SHORT TASK -
Only the number is wanted: count the lines that contain "icon".

— Start INPUT RECORDS —

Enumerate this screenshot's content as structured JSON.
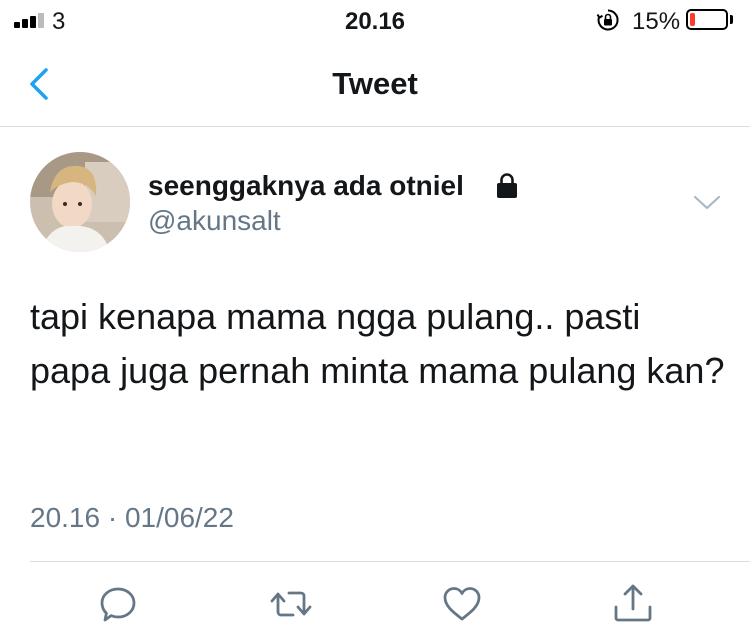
{
  "status_bar": {
    "carrier": "3",
    "time": "20.16",
    "battery_percent": "15%",
    "battery_level": 0.15,
    "battery_color": "#ff3b30"
  },
  "nav": {
    "title": "Tweet",
    "back_icon": "chevron-left-icon",
    "accent_color": "#1da1f2"
  },
  "tweet": {
    "display_name": "seenggaknya ada otniel",
    "handle": "@akunsalt",
    "protected_icon": "lock-icon",
    "text": "tapi kenapa mama ngga pulang.. pasti papa juga pernah minta mama pulang kan?",
    "timestamp": "20.16 · 01/06/22"
  },
  "actions": [
    {
      "name": "reply",
      "icon": "reply-icon"
    },
    {
      "name": "retweet",
      "icon": "retweet-icon"
    },
    {
      "name": "like",
      "icon": "heart-icon"
    },
    {
      "name": "share",
      "icon": "share-icon"
    }
  ]
}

— End INPUT RECORDS —

TASK OUTPUT -
6